Every line that contains the word "location" should be copied.

**** Data

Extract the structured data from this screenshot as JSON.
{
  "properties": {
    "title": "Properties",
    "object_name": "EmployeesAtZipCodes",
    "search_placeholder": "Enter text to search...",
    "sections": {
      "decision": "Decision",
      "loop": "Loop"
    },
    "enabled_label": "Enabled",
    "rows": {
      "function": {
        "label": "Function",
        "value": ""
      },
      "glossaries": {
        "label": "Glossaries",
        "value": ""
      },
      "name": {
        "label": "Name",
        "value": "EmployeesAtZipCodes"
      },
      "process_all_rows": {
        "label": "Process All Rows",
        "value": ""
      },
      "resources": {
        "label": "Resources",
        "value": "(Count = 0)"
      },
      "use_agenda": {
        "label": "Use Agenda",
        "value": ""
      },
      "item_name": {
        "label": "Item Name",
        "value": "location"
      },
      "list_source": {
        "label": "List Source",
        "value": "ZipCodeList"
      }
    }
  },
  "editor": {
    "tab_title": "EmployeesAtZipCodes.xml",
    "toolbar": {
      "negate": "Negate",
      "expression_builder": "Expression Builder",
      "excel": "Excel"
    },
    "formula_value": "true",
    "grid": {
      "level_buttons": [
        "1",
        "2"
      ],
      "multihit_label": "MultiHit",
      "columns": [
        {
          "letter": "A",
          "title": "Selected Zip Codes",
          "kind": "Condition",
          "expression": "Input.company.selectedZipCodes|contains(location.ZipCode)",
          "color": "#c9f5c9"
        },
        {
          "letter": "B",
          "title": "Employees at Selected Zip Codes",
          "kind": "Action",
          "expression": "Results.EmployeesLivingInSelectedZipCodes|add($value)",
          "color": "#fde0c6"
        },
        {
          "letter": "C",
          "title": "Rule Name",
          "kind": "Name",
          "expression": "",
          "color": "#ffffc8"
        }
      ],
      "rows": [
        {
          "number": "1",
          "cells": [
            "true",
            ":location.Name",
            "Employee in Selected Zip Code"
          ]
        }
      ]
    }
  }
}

********

## Output below
        "value": "location"
          "expression": "Input.company.selectedZipCodes|contains(location.ZipCode)",
            ":location.Name",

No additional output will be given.